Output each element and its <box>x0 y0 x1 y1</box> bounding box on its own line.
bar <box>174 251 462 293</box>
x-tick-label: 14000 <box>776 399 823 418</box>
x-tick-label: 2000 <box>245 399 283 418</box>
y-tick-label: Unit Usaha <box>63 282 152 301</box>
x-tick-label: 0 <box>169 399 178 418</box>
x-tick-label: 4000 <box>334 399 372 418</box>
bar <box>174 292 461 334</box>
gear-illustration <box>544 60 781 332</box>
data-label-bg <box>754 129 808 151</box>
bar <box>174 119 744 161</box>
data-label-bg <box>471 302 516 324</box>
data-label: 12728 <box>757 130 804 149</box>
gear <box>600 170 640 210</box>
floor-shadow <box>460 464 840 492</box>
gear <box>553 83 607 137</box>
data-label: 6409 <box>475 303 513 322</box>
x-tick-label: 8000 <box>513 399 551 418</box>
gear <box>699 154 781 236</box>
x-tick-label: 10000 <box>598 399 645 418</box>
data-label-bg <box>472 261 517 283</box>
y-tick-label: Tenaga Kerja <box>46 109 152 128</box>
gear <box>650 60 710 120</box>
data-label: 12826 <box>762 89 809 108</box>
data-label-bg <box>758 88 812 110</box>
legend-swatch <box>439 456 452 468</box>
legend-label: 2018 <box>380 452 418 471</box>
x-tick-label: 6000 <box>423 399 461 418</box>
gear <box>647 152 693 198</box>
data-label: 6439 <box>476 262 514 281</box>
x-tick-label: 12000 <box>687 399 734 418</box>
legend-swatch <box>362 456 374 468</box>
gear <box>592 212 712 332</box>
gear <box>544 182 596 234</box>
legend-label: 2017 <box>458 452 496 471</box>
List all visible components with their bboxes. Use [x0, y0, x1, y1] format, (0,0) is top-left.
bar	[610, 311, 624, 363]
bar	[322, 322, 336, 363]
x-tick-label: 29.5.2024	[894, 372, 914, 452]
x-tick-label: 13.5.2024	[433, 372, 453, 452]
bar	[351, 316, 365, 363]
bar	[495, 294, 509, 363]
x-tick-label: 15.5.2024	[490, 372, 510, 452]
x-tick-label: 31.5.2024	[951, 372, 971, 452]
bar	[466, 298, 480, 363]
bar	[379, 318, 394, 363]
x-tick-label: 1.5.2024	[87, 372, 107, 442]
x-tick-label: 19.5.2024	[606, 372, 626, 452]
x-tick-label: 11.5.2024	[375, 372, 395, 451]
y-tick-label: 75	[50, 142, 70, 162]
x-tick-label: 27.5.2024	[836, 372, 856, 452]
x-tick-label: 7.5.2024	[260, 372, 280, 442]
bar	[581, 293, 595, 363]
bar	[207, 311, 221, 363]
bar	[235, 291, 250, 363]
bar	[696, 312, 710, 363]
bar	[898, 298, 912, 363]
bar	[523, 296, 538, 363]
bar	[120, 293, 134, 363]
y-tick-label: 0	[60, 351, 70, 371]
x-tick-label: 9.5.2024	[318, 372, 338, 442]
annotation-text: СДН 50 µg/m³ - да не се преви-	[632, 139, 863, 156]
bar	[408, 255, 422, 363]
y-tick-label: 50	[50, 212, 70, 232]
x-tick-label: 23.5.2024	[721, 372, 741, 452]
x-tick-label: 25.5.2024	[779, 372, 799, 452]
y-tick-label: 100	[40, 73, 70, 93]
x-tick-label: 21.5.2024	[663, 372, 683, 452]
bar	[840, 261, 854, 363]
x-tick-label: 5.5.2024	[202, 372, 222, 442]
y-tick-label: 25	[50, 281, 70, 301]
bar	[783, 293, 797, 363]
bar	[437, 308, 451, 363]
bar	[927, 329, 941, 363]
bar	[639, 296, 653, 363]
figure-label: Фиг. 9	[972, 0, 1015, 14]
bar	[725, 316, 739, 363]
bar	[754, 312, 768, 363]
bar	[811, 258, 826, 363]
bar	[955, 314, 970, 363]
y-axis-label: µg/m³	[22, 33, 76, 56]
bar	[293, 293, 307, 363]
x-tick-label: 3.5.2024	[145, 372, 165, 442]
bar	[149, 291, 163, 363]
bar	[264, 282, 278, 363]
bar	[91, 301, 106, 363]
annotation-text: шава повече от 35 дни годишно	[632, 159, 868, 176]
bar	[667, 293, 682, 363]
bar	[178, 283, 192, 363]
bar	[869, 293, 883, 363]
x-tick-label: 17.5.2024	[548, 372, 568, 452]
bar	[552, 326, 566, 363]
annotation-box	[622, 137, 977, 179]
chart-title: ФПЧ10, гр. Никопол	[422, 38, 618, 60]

————

__Exercise__. Can you reproduce every line of the records above, character for character, without changing anything?

__Result of the task__.
Output each element and its <box>x0 y0 x1 y1</box> bounding box on its own line.
bar <box>174 251 462 293</box>
x-tick-label: 14000 <box>776 399 823 418</box>
x-tick-label: 2000 <box>245 399 283 418</box>
y-tick-label: Unit Usaha <box>63 282 152 301</box>
x-tick-label: 0 <box>169 399 178 418</box>
x-tick-label: 4000 <box>334 399 372 418</box>
bar <box>174 292 461 334</box>
gear-illustration <box>544 60 781 332</box>
data-label-bg <box>754 129 808 151</box>
bar <box>174 119 744 161</box>
data-label-bg <box>471 302 516 324</box>
data-label: 12728 <box>757 130 804 149</box>
gear <box>600 170 640 210</box>
floor-shadow <box>460 464 840 492</box>
gear <box>553 83 607 137</box>
data-label: 6409 <box>475 303 513 322</box>
x-tick-label: 8000 <box>513 399 551 418</box>
gear <box>699 154 781 236</box>
x-tick-label: 10000 <box>598 399 645 418</box>
data-label-bg <box>472 261 517 283</box>
y-tick-label: Tenaga Kerja <box>46 109 152 128</box>
gear <box>650 60 710 120</box>
data-label: 12826 <box>762 89 809 108</box>
data-label-bg <box>758 88 812 110</box>
legend-swatch <box>439 456 452 468</box>
legend-label: 2018 <box>380 452 418 471</box>
x-tick-label: 6000 <box>423 399 461 418</box>
gear <box>647 152 693 198</box>
data-label: 6439 <box>476 262 514 281</box>
x-tick-label: 12000 <box>687 399 734 418</box>
legend-swatch <box>362 456 374 468</box>
gear <box>592 212 712 332</box>
gear <box>544 182 596 234</box>
legend-label: 2017 <box>458 452 496 471</box>
List all visible components with their bboxes. Use [x0, y0, x1, y1] format, (0,0) is top-left.
bar	[610, 311, 624, 363]
bar	[322, 322, 336, 363]
x-tick-label: 29.5.2024	[894, 372, 914, 452]
x-tick-label: 13.5.2024	[433, 372, 453, 452]
bar	[351, 316, 365, 363]
bar	[495, 294, 509, 363]
x-tick-label: 15.5.2024	[490, 372, 510, 452]
x-tick-label: 31.5.2024	[951, 372, 971, 452]
bar	[466, 298, 480, 363]
bar	[379, 318, 394, 363]
x-tick-label: 1.5.2024	[87, 372, 107, 442]
x-tick-label: 19.5.2024	[606, 372, 626, 452]
x-tick-label: 11.5.2024	[375, 372, 395, 451]
y-tick-label: 75	[50, 142, 70, 162]
x-tick-label: 27.5.2024	[836, 372, 856, 452]
x-tick-label: 7.5.2024	[260, 372, 280, 442]
bar	[581, 293, 595, 363]
bar	[207, 311, 221, 363]
bar	[235, 291, 250, 363]
bar	[696, 312, 710, 363]
bar	[898, 298, 912, 363]
bar	[523, 296, 538, 363]
bar	[120, 293, 134, 363]
y-tick-label: 0	[60, 351, 70, 371]
x-tick-label: 9.5.2024	[318, 372, 338, 442]
annotation-text: СДН 50 µg/m³ - да не се преви-	[632, 139, 863, 156]
bar	[408, 255, 422, 363]
y-tick-label: 50	[50, 212, 70, 232]
x-tick-label: 23.5.2024	[721, 372, 741, 452]
x-tick-label: 25.5.2024	[779, 372, 799, 452]
y-tick-label: 100	[40, 73, 70, 93]
x-tick-label: 21.5.2024	[663, 372, 683, 452]
bar	[840, 261, 854, 363]
x-tick-label: 5.5.2024	[202, 372, 222, 442]
y-tick-label: 25	[50, 281, 70, 301]
bar	[783, 293, 797, 363]
bar	[437, 308, 451, 363]
bar	[927, 329, 941, 363]
bar	[639, 296, 653, 363]
figure-label: Фиг. 9	[972, 0, 1015, 14]
bar	[725, 316, 739, 363]
bar	[754, 312, 768, 363]
bar	[811, 258, 826, 363]
bar	[955, 314, 970, 363]
y-axis-label: µg/m³	[22, 33, 76, 56]
bar	[293, 293, 307, 363]
x-tick-label: 3.5.2024	[145, 372, 165, 442]
bar	[149, 291, 163, 363]
bar	[264, 282, 278, 363]
bar	[91, 301, 106, 363]
annotation-text: шава повече от 35 дни годишно	[632, 159, 868, 176]
bar	[667, 293, 682, 363]
bar	[178, 283, 192, 363]
bar	[869, 293, 883, 363]
x-tick-label: 17.5.2024	[548, 372, 568, 452]
bar	[552, 326, 566, 363]
annotation-box	[622, 137, 977, 179]
chart-title: ФПЧ10, гр. Никопол	[422, 38, 618, 60]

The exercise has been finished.